[Data records]
— BEGIN —

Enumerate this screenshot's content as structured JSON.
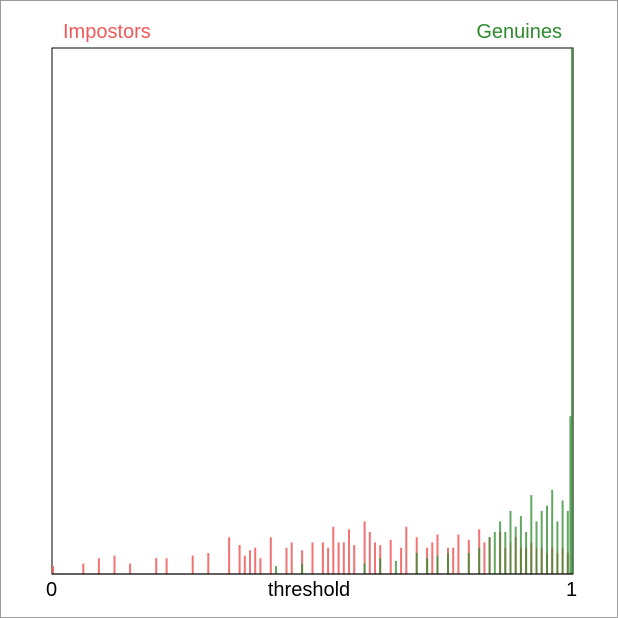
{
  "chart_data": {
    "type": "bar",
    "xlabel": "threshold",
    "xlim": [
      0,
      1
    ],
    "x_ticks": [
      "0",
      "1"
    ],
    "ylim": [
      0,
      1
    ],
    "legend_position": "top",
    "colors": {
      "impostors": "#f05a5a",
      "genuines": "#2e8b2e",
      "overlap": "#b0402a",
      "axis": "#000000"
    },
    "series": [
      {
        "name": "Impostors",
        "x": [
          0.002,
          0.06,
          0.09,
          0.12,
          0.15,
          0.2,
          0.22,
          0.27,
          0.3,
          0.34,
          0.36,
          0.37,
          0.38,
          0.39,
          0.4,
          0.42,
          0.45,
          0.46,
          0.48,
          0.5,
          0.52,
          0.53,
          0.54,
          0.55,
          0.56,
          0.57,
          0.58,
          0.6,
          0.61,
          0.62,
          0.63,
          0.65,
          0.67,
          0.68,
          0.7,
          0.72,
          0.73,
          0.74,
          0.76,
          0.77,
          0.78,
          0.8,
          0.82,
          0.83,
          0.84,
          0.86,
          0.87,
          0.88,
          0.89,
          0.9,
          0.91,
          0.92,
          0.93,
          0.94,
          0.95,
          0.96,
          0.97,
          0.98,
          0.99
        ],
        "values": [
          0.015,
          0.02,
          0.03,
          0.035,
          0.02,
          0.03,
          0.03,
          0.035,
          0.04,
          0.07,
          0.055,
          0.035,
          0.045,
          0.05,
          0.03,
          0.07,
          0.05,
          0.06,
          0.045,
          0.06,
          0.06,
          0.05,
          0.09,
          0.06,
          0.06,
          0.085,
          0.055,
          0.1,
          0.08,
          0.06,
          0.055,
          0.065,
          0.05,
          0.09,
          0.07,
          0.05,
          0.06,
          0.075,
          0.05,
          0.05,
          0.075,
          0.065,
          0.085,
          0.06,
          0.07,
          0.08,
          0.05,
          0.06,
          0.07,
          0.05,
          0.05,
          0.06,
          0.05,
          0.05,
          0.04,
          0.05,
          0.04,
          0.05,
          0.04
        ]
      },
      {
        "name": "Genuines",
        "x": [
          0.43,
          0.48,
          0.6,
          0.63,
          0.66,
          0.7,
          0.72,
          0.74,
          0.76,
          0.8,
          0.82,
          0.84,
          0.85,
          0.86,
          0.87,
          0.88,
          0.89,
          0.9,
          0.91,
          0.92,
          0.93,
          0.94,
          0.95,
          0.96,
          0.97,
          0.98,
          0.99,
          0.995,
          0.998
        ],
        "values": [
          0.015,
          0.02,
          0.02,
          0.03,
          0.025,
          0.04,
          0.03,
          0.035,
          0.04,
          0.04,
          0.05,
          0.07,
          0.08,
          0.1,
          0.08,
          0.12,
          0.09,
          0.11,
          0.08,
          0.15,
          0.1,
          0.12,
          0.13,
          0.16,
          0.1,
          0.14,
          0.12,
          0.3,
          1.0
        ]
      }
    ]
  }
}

— END —
— BEGIN —

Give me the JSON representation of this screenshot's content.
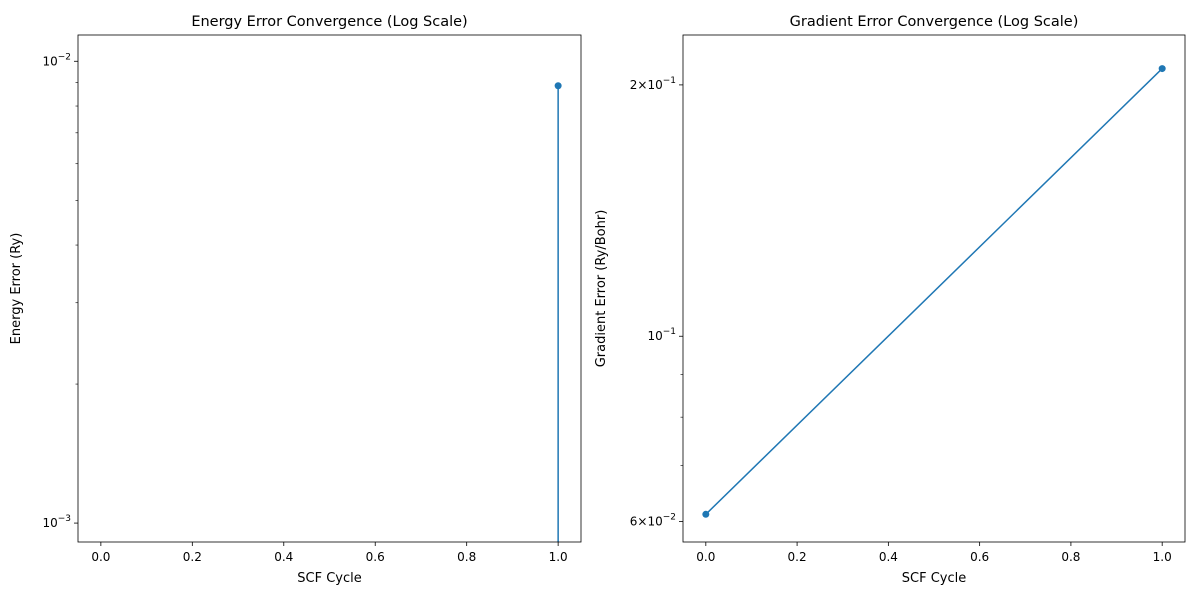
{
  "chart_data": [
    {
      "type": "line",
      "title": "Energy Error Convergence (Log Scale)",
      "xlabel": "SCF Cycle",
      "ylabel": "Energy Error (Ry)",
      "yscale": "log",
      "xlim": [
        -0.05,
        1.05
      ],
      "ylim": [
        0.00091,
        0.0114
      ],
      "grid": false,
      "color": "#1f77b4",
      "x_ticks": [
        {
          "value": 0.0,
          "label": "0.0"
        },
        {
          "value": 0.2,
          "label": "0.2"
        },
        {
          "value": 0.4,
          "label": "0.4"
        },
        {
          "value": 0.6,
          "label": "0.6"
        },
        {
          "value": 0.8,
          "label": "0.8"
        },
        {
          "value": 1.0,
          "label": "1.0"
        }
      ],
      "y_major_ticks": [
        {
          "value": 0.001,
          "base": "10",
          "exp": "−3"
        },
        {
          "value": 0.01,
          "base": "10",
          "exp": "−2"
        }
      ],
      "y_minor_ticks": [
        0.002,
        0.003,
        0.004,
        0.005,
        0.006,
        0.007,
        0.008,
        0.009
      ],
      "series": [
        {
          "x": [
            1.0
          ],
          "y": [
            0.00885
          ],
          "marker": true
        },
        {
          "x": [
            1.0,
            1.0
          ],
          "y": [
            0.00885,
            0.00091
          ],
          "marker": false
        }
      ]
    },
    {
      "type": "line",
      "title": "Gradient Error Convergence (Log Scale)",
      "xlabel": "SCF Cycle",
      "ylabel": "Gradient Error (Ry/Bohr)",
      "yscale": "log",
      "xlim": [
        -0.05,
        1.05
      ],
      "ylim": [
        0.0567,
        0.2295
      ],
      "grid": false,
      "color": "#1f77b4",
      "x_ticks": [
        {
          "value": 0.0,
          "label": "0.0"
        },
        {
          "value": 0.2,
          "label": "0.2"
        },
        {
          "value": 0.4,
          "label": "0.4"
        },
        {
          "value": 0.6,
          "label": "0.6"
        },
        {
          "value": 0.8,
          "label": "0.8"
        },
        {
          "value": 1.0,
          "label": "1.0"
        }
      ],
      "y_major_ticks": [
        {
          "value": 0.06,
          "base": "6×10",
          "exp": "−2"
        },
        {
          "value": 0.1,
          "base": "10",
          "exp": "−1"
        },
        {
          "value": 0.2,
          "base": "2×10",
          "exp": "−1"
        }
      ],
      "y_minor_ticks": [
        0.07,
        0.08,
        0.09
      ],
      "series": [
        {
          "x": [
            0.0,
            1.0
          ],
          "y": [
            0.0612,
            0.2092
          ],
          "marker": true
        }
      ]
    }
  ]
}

— END —
— BEGIN —

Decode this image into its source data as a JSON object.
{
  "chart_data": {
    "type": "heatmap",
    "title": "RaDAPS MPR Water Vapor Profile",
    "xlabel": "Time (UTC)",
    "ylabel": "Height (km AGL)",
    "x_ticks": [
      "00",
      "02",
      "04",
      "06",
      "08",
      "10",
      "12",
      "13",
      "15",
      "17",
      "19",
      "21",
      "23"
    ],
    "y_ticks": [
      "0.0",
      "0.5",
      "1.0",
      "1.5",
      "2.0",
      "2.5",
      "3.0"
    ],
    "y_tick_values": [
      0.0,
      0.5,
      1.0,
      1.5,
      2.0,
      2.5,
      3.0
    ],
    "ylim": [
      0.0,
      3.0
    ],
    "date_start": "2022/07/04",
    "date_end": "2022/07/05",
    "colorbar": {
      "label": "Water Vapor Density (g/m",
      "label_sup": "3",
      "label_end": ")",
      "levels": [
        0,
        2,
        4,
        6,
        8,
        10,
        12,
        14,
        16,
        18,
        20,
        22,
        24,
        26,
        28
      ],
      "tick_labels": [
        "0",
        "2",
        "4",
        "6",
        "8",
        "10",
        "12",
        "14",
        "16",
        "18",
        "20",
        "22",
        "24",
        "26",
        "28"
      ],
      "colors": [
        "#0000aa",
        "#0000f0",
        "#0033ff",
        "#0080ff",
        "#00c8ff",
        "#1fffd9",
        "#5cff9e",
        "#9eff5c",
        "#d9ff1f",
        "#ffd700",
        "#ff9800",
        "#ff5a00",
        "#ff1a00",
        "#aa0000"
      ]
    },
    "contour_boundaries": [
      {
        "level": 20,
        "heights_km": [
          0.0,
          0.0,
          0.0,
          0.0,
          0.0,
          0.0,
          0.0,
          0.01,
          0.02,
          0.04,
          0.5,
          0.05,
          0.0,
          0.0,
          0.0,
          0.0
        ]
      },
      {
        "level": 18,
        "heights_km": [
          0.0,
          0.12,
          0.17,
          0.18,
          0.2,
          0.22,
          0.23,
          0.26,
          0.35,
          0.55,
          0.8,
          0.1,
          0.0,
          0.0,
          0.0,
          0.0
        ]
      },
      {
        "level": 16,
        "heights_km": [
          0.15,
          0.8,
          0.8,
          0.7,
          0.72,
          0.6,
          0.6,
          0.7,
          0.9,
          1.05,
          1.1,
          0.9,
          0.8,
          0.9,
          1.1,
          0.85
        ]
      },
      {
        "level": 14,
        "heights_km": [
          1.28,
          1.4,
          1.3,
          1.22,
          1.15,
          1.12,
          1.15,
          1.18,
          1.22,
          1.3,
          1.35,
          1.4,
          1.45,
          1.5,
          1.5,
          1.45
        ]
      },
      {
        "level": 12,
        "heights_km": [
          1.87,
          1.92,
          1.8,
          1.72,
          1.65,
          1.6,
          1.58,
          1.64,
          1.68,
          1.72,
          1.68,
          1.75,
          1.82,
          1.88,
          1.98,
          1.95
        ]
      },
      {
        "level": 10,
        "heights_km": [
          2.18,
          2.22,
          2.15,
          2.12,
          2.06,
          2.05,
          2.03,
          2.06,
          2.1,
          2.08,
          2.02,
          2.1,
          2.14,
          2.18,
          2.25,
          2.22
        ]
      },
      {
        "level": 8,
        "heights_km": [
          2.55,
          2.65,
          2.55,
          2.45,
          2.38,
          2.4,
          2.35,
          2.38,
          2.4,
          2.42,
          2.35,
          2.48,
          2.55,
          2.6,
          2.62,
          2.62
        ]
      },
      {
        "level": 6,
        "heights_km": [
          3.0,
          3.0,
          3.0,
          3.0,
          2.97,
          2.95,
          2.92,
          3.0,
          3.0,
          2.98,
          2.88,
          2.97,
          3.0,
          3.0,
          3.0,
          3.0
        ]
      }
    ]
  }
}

— END —

## YOUR INSTRUCTIONS
In the records above, find each line with the word "Energy" and copy it.

## COMPLETE RESPONSE
      "title": "Energy Error Convergence (Log Scale)",
      "ylabel": "Energy Error (Ry)",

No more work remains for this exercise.